ROWS:
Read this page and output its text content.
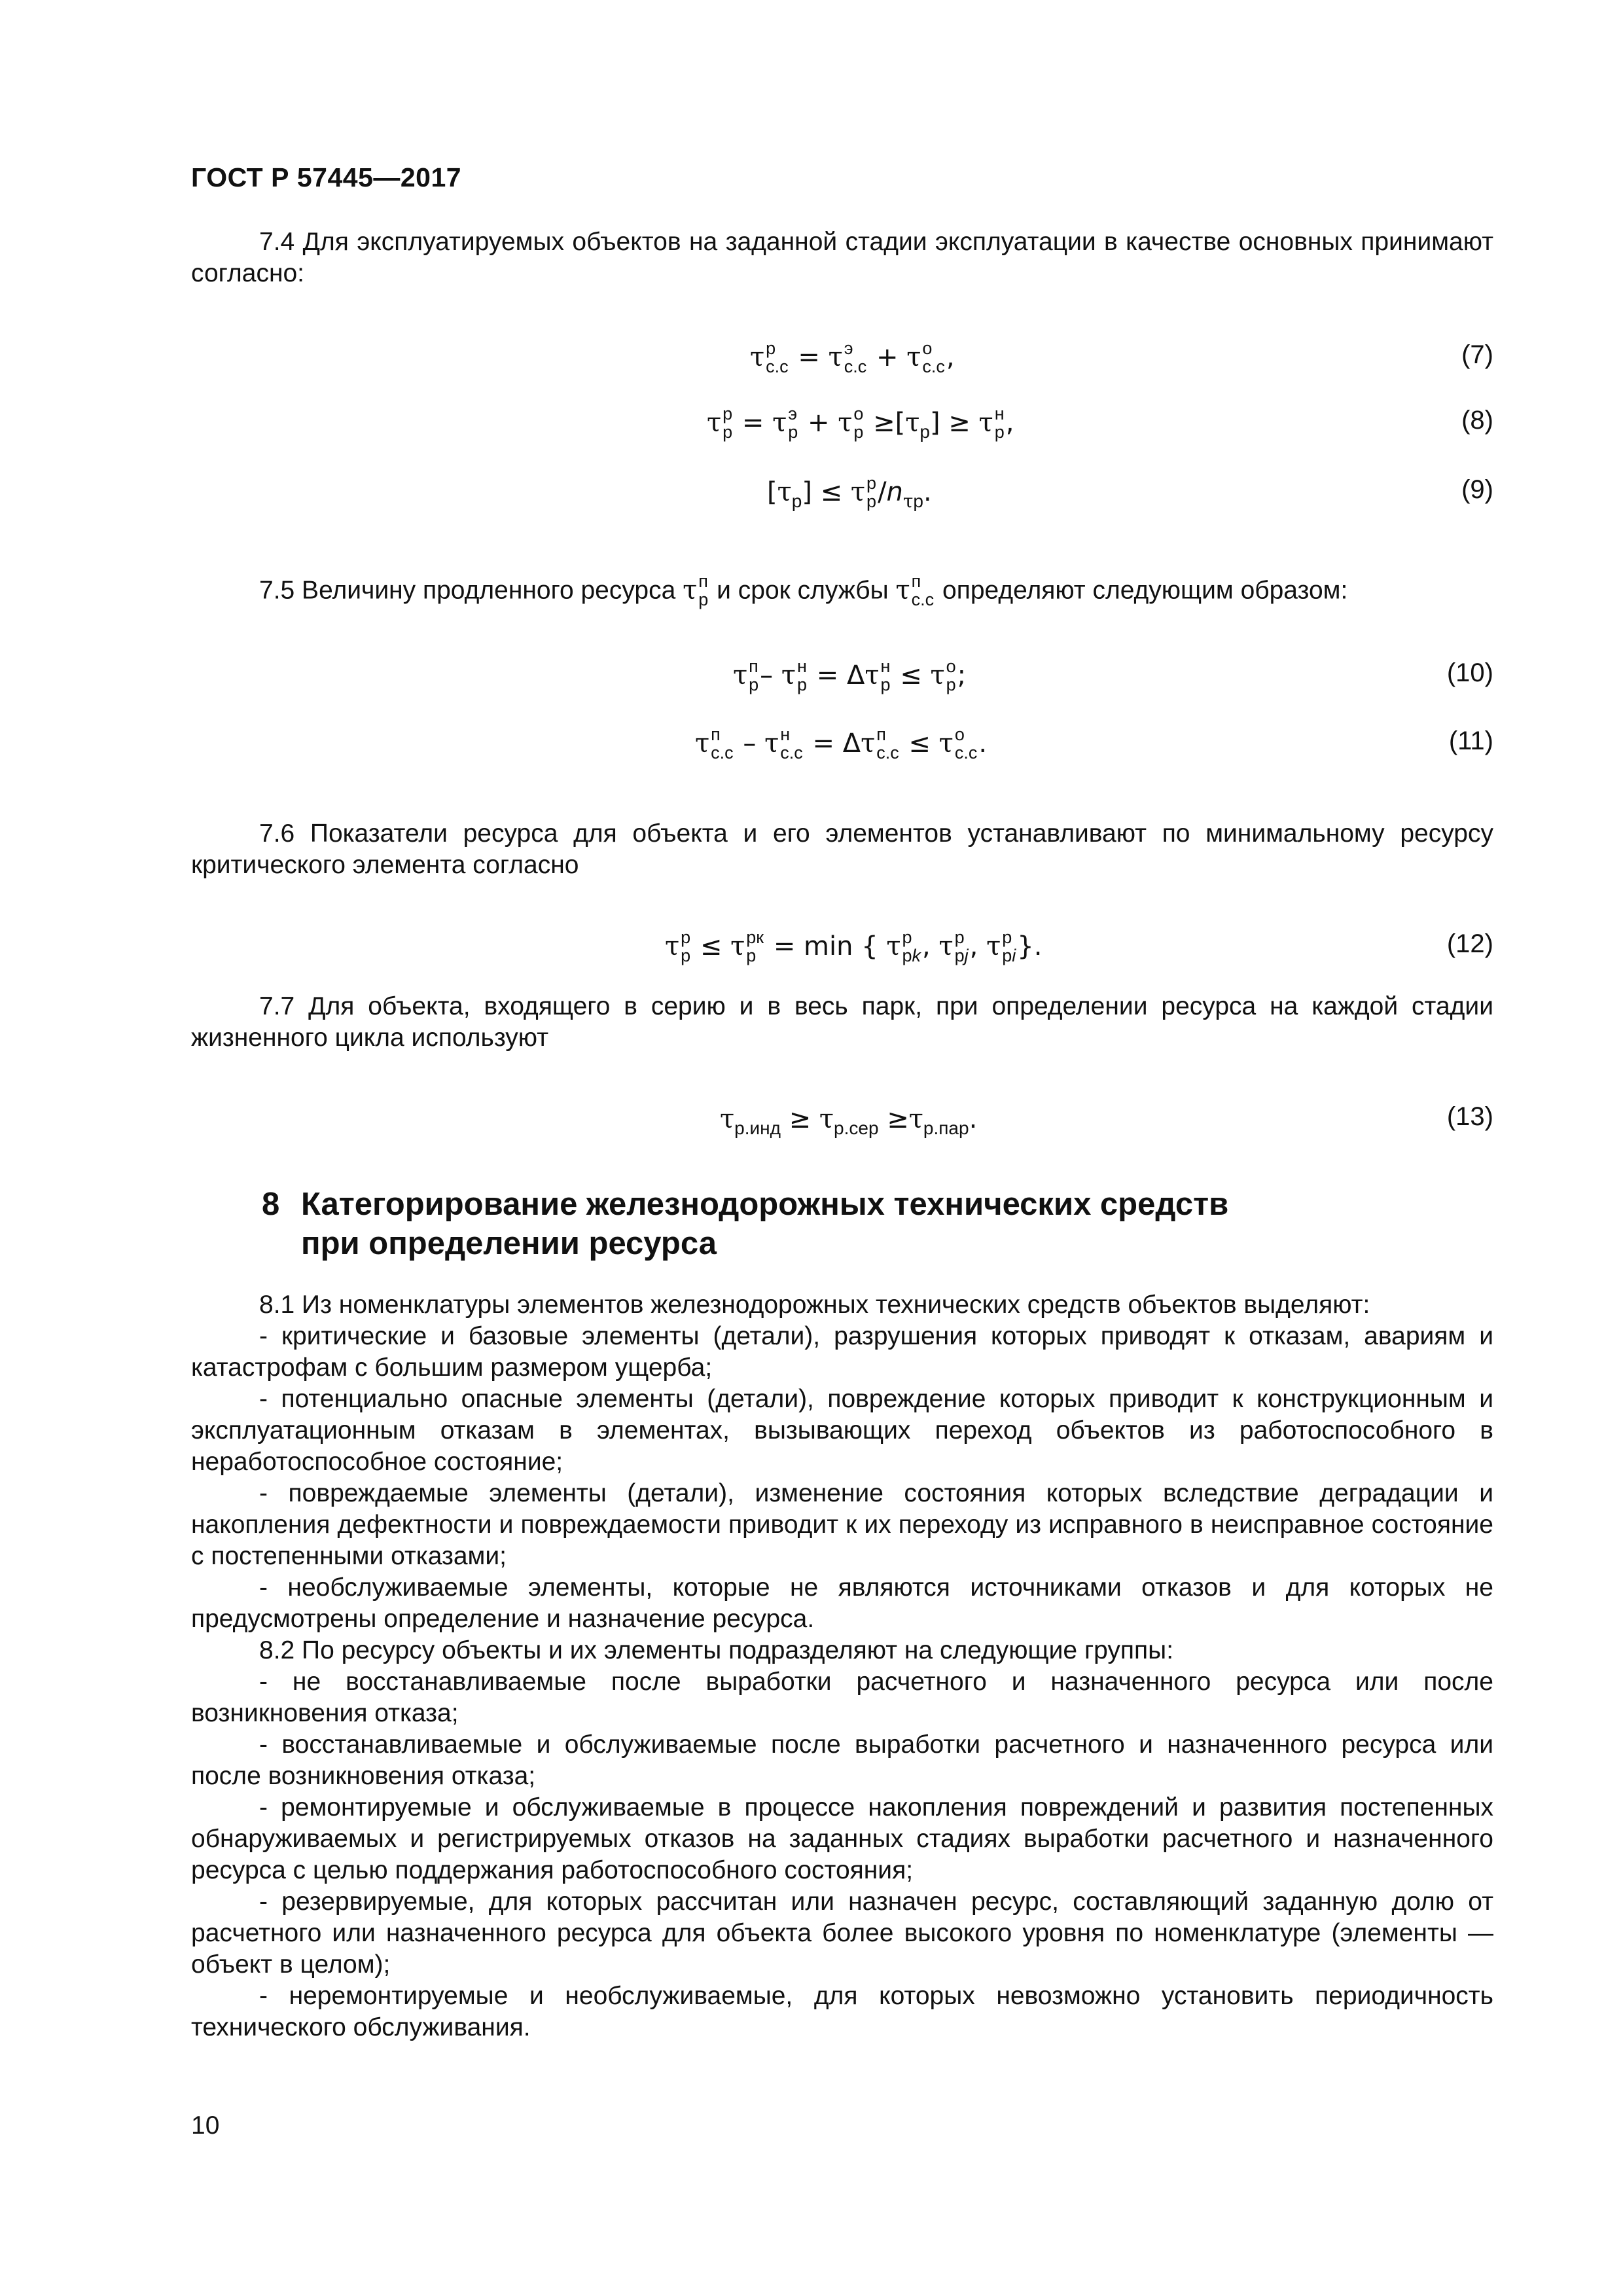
ГОСТ Р 57445—2017

7.4 Для эксплуатируемых объектов на заданной стадии эксплуатации в качестве основных принимают согласно:

τ р
с.с = τ э
с.с + τ о
с.с ,	(7)
τ р
р = τ э
р + τ о
$р \ge[\tau_р] \ge \tau$ н
р ,	(8)
$[\tau_р] \le \tau$ р
р $/n_{\tau р}$.	(9)
7.5 Величину продленного ресурса τ п
р и срок службы τ п
с.с определяют следующим образом:
τ п
р – τ н
р = Δτ н
р ≤ τ о
р ;	(10)
τ п
с.с – τ н
с.с = Δτ п
с.с ≤ τ о
с.с .	(11)

7.6 Показатели ресурса для объекта и его элементов устанавливают по минимальному ресурсу критического элемента согласно

τ р
р ≤ τ рк
р = min { τ р
рk , τ р
рj , τ р
рi }.	(12)

7.7 Для объекта, входящего в серию и в весь парк, при определении ресурса на каждой стадии жизненного цикла используют

$\tau_{р.инд} \ge \tau_{р.сер} \ge\tau_{р.пар}$.	(13)
8 Категорирование железнодорожных технических средств
при определении ресурса
8.1 Из номенклатуры элементов железнодорожных технических средств объектов выделяют:
- критические и базовые элементы (детали), разрушения которых приводят к отказам, авариям и катастрофам с большим размером ущерба;
- потенциально опасные элементы (детали), повреждение которых приводит к конструкционным и эксплуатационным отказам в элементах, вызывающих переход объектов из работоспособного в неработоспособное состояние;
- повреждаемые элементы (детали), изменение состояния которых вследствие деградации и накопления дефектности и повреждаемости приводит к их переходу из исправного в неисправное состояние с постепенными отказами;
- необслуживаемые элементы, которые не являются источниками отказов и для которых не предусмотрены определение и назначение ресурса.
8.2 По ресурсу объекты и их элементы подразделяют на следующие группы:
- не восстанавливаемые после выработки расчетного и назначенного ресурса или после возникновения отказа;
- восстанавливаемые и обслуживаемые после выработки расчетного и назначенного ресурса или после возникновения отказа;
- ремонтируемые и обслуживаемые в процессе накопления повреждений и развития постепенных обнаруживаемых и регистрируемых отказов на заданных стадиях выработки расчетного и назначенного ресурса с целью поддержания работоспособного состояния;
- резервируемые, для которых рассчитан или назначен ресурс, составляющий заданную долю от расчетного или назначенного ресурса для объекта более высокого уровня по номенклатуре (элементы — объект в целом);
- неремонтируемые и необслуживаемые, для которых невозможно установить периодичность технического обслуживания.
10
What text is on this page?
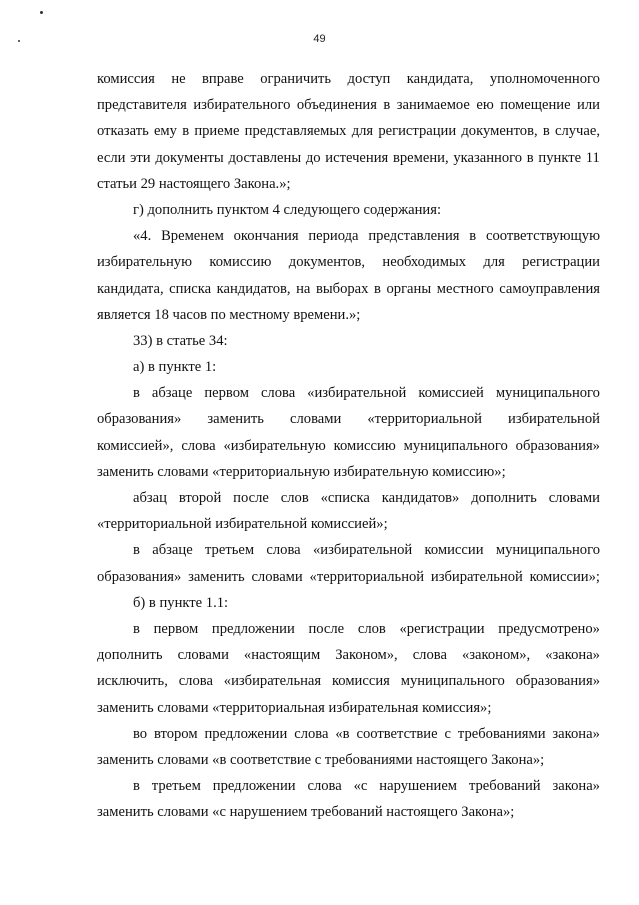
49
комиссия не вправе ограничить доступ кандидата, уполномоченного
представителя избирательного объединения в занимаемое ею помещение или
отказать ему в приеме представляемых для регистрации документов, в случае,
если эти документы доставлены до истечения времени, указанного в пункте 11
статьи 29 настоящего Закона.»;
г) дополнить пунктом 4 следующего содержания:
«4. Временем окончания периода представления в соответствующую
избирательную комиссию документов, необходимых для регистрации
кандидата, списка кандидатов, на выборах в органы местного самоуправления
является 18 часов по местному времени.»;
33) в статье 34:
а) в пункте 1:
в абзаце первом слова «избирательной комиссией муниципального
образования» заменить словами «территориальной избирательной
комиссией», слова «избирательную комиссию муниципального образования»
заменить словами «территориальную избирательную комиссию»;
абзац второй после слов «списка кандидатов» дополнить словами
«территориальной избирательной комиссией»;
в абзаце третьем слова «избирательной комиссии муниципального
образования» заменить словами «территориальной избирательной комиссии»;
б) в пункте 1.1:
в первом предложении после слов «регистрации предусмотрено»
дополнить словами «настоящим Законом», слова «законом», «закона»
исключить, слова «избирательная комиссия муниципального образования»
заменить словами «территориальная избирательная комиссия»;
во втором предложении слова «в соответствие с требованиями закона»
заменить словами «в соответствие с требованиями настоящего Закона»;
в третьем предложении слова «с нарушением требований закона»
заменить словами «с нарушением требований настоящего Закона»;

WHAT IS ASKED: Check each line above for the string "состояния", then copy the ones that have it.

RESULT OF THIS TASK:
- повреждаемые элементы (детали), изменение состояния которых вследствие деградации и накопления дефектности и повреждаемости приводит к их переходу из исправного в неисправное состояние с постепенными отказами;
- ремонтируемые и обслуживаемые в процессе накопления повреждений и развития постепенных обнаруживаемых и регистрируемых отказов на заданных стадиях выработки расчетного и назначенного ресурса с целью поддержания работоспособного состояния;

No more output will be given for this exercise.